Written request
Return a copy of every line in the records that includes the word "zadanie".

Stored data entries
★ ★ ★ ★
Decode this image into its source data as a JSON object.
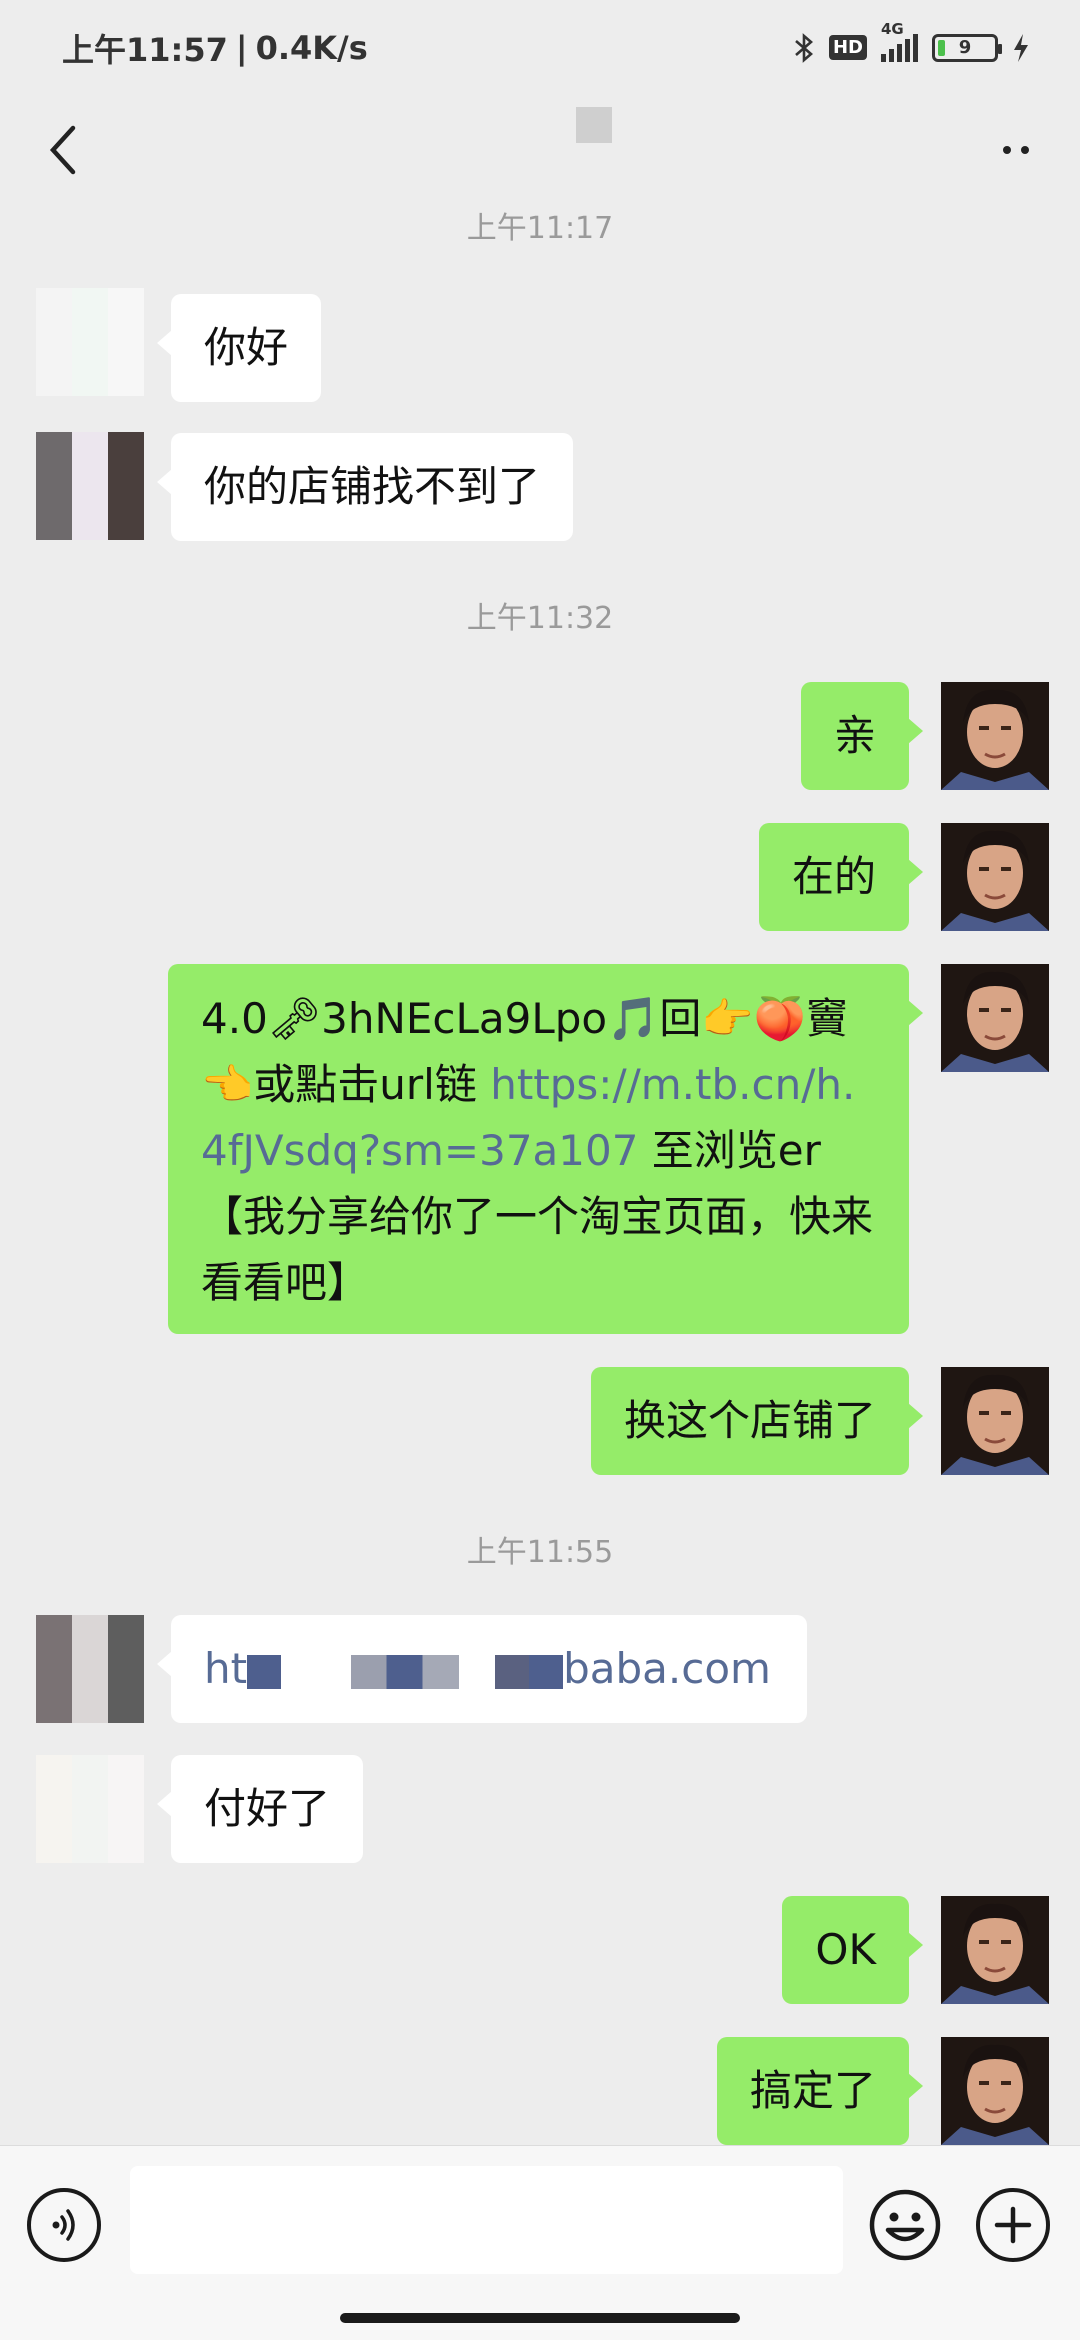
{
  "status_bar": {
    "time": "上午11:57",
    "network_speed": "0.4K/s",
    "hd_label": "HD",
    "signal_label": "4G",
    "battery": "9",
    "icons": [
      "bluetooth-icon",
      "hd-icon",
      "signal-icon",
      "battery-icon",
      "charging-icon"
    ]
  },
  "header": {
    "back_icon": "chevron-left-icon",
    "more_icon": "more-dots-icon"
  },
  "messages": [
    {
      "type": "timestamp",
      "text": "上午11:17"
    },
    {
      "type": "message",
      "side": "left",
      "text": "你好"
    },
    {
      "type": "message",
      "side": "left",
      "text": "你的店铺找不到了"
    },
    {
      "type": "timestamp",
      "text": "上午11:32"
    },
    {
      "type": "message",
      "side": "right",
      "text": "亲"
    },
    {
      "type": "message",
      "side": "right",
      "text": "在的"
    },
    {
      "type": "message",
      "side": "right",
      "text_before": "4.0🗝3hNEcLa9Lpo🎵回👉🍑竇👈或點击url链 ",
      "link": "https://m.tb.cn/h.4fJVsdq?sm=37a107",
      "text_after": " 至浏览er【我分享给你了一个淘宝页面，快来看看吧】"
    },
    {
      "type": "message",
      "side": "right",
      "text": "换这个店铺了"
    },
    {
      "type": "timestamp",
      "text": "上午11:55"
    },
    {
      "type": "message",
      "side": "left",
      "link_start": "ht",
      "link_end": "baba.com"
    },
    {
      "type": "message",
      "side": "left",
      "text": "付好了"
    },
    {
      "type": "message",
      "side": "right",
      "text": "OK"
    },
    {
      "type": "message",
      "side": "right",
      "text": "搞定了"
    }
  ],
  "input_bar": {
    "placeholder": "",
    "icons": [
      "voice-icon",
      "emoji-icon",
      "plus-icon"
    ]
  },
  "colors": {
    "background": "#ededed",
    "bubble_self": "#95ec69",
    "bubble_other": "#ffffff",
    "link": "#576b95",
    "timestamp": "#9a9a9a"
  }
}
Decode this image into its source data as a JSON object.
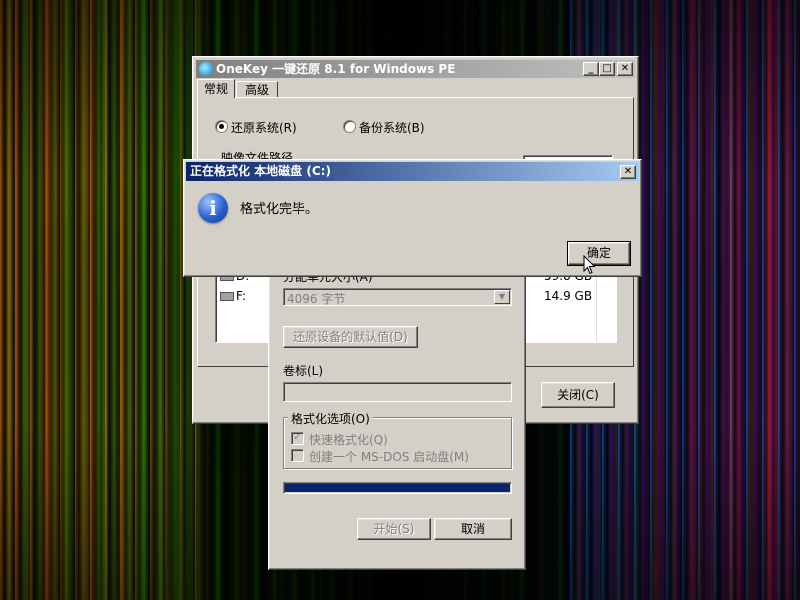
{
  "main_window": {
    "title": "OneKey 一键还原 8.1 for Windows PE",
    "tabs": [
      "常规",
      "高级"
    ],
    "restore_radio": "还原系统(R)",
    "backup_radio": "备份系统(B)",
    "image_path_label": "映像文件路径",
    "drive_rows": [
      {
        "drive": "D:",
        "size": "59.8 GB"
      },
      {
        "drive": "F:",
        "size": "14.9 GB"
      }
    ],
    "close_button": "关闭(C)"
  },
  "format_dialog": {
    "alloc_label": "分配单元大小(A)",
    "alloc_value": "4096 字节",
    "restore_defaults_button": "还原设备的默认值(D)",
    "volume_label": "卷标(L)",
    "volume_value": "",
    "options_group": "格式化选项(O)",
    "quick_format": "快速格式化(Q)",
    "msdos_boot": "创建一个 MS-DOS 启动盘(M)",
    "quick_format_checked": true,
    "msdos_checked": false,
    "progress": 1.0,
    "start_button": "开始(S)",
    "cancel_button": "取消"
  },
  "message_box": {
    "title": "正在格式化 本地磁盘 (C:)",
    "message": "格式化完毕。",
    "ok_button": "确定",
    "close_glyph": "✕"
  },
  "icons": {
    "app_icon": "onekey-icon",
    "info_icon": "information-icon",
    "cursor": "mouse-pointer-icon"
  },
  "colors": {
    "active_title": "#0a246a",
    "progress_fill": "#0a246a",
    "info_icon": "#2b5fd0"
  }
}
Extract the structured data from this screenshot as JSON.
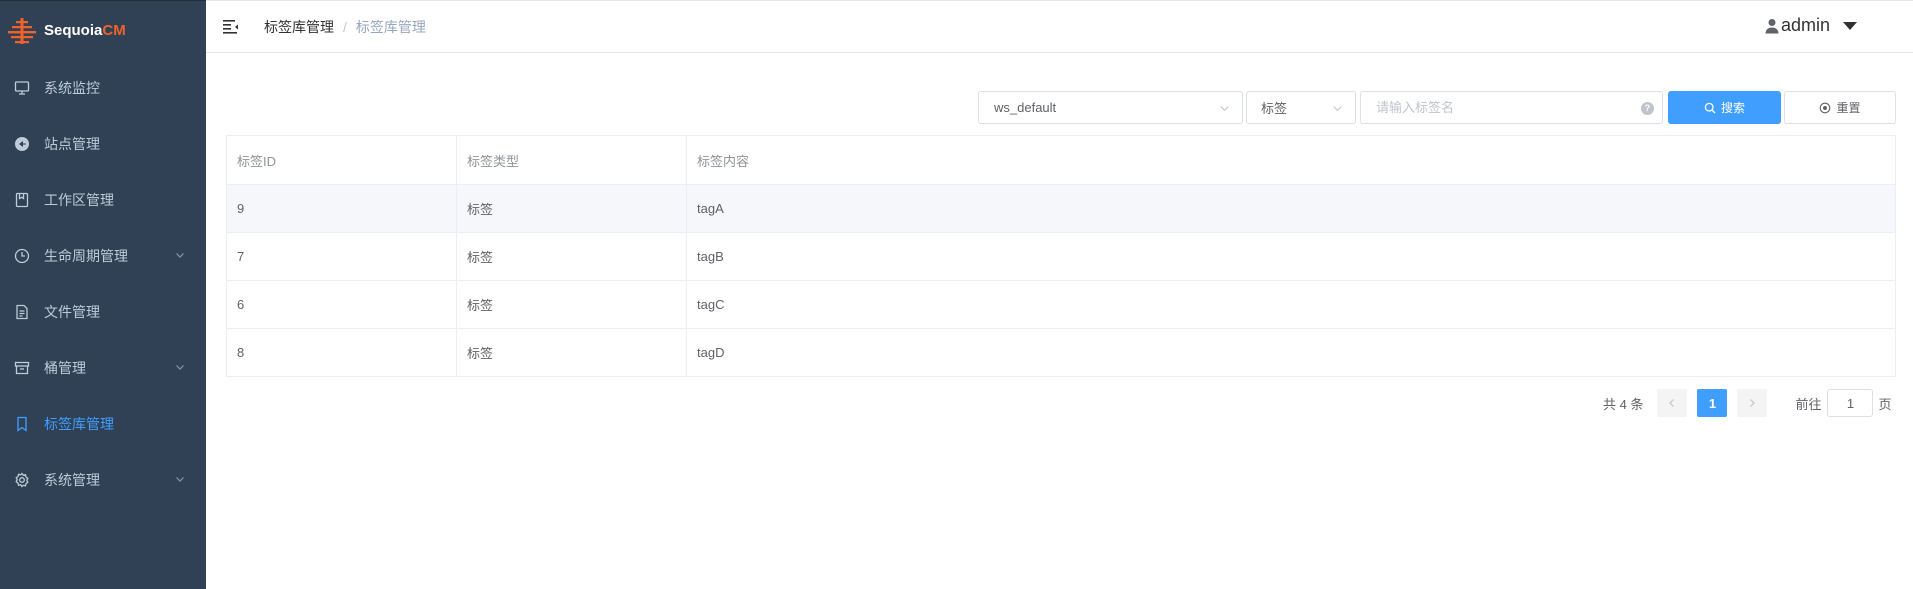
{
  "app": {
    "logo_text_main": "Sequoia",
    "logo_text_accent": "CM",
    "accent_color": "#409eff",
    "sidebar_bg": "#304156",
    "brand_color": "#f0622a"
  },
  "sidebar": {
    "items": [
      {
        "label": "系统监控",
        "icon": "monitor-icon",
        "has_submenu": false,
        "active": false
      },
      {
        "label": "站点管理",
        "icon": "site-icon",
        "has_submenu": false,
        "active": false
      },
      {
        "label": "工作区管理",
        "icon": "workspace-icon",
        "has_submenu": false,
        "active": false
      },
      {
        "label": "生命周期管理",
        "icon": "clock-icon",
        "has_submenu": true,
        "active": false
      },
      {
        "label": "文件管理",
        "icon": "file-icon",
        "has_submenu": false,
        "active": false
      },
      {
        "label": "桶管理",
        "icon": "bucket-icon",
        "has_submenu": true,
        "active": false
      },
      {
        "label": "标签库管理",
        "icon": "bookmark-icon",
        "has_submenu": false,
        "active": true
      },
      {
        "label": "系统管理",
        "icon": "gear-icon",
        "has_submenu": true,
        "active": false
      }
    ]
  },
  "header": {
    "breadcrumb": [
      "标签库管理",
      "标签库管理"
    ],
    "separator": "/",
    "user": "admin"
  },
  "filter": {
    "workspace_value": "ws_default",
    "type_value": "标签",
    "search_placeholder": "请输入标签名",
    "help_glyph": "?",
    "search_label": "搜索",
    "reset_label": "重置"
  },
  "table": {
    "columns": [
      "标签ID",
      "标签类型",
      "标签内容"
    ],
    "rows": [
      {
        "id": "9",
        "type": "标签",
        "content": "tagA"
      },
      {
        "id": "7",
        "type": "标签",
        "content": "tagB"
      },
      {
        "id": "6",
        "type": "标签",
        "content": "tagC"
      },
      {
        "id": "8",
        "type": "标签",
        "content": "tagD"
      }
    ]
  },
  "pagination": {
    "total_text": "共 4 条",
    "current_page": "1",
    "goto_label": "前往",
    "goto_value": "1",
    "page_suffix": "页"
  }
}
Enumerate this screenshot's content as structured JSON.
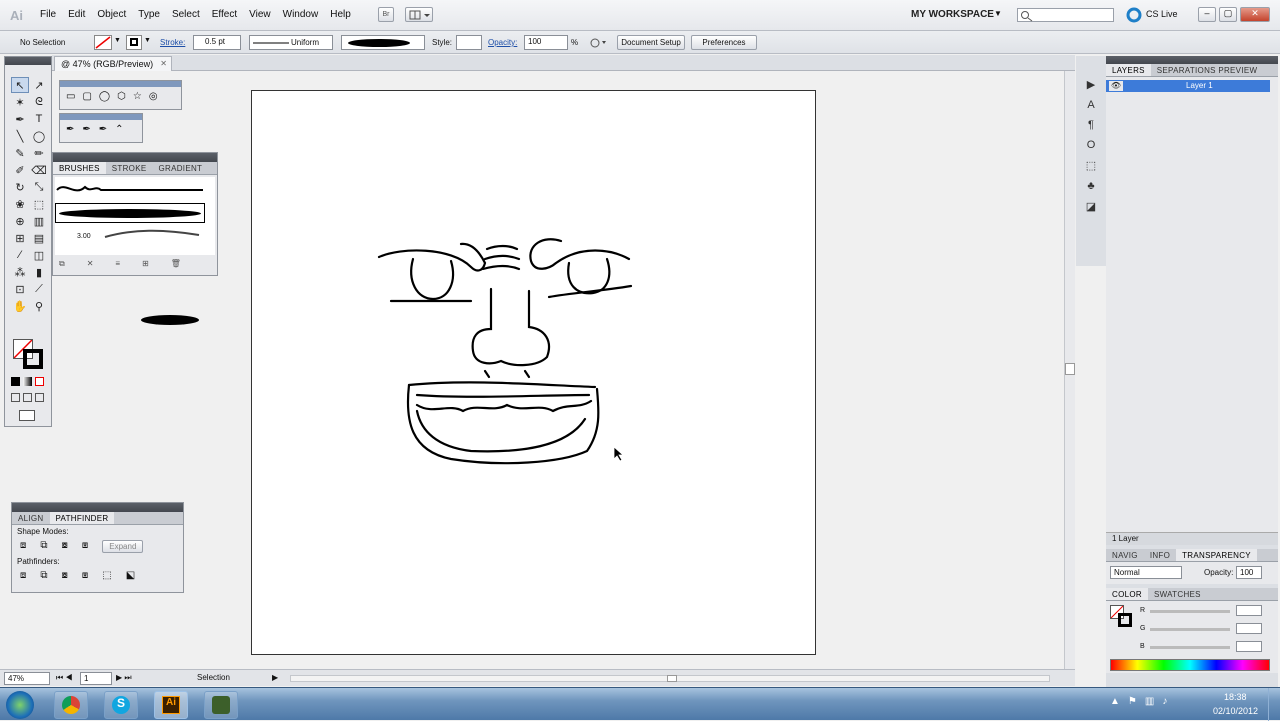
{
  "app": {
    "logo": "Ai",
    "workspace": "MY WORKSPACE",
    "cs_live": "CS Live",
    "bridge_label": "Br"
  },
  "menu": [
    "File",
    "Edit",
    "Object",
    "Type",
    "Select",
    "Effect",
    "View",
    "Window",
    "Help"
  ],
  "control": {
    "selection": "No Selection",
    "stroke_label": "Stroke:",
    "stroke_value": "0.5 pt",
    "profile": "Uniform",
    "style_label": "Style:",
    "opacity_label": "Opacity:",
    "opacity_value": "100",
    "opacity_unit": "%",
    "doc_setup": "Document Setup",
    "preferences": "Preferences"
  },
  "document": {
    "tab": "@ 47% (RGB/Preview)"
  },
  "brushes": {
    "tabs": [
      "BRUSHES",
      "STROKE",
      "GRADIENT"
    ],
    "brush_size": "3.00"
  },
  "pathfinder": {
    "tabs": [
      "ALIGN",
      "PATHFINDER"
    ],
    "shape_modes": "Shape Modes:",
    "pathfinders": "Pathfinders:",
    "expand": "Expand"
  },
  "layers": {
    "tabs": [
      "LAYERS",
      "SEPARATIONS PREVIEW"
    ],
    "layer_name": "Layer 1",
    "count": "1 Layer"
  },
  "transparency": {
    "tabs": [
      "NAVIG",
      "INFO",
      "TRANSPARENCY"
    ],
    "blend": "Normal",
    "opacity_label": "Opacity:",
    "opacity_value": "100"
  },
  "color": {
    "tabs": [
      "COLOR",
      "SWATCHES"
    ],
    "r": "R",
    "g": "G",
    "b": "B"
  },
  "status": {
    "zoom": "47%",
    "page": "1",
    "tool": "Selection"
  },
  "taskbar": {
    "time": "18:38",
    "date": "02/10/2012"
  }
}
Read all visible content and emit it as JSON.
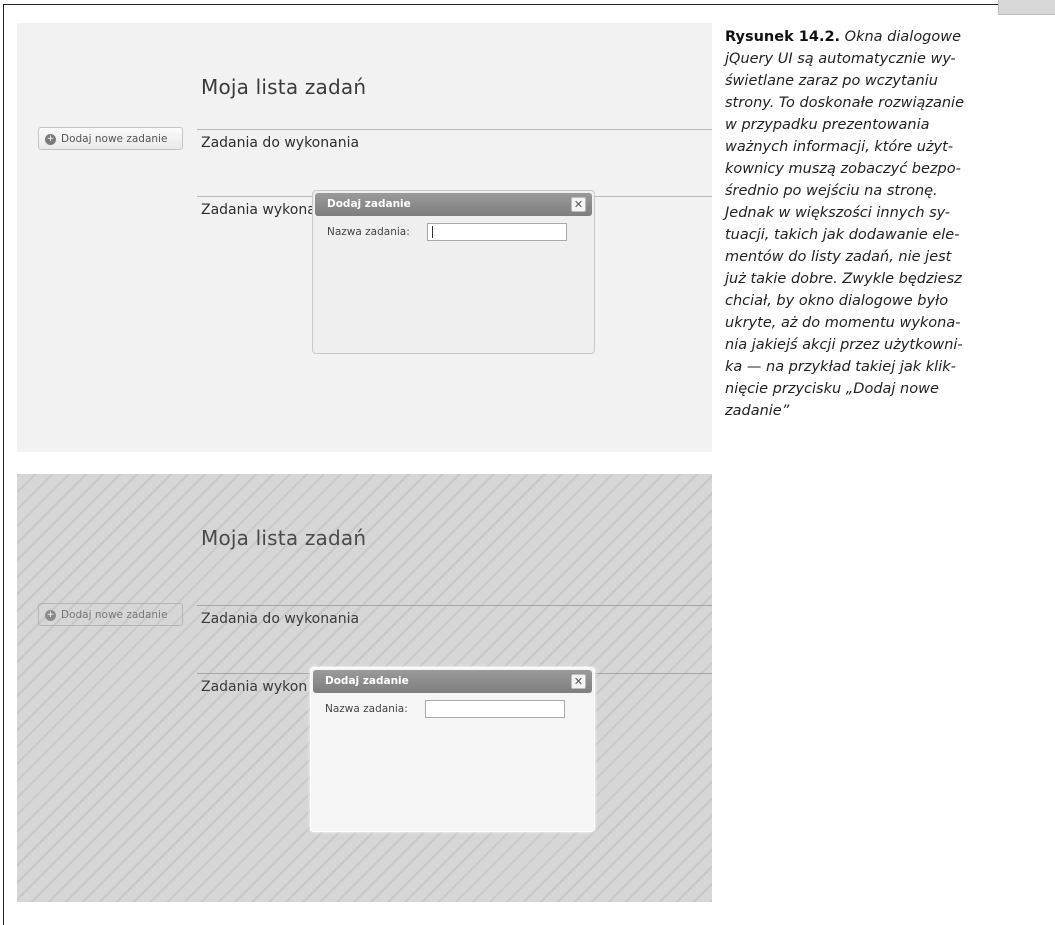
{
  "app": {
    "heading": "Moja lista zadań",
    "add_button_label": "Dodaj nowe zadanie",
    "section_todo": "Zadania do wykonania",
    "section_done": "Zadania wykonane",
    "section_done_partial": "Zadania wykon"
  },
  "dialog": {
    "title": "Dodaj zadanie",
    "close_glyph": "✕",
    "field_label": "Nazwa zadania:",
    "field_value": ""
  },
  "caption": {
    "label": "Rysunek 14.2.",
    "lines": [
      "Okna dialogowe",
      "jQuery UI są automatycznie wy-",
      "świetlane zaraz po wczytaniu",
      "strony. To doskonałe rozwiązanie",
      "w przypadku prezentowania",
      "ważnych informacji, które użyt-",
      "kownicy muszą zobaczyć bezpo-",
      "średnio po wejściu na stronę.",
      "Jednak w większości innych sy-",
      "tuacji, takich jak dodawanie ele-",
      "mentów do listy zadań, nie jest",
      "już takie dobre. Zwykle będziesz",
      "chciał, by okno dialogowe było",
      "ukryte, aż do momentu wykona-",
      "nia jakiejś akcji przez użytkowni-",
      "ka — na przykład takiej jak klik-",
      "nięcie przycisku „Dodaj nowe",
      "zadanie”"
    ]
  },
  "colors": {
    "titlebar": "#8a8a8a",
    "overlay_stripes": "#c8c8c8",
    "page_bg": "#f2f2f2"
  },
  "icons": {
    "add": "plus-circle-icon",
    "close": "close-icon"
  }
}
★ ★ ★ ★
Task solution
    "add_button_label": "Dodaj nowe zadanie",
    "title": "Dodaj zadanie",
      "zadanie”"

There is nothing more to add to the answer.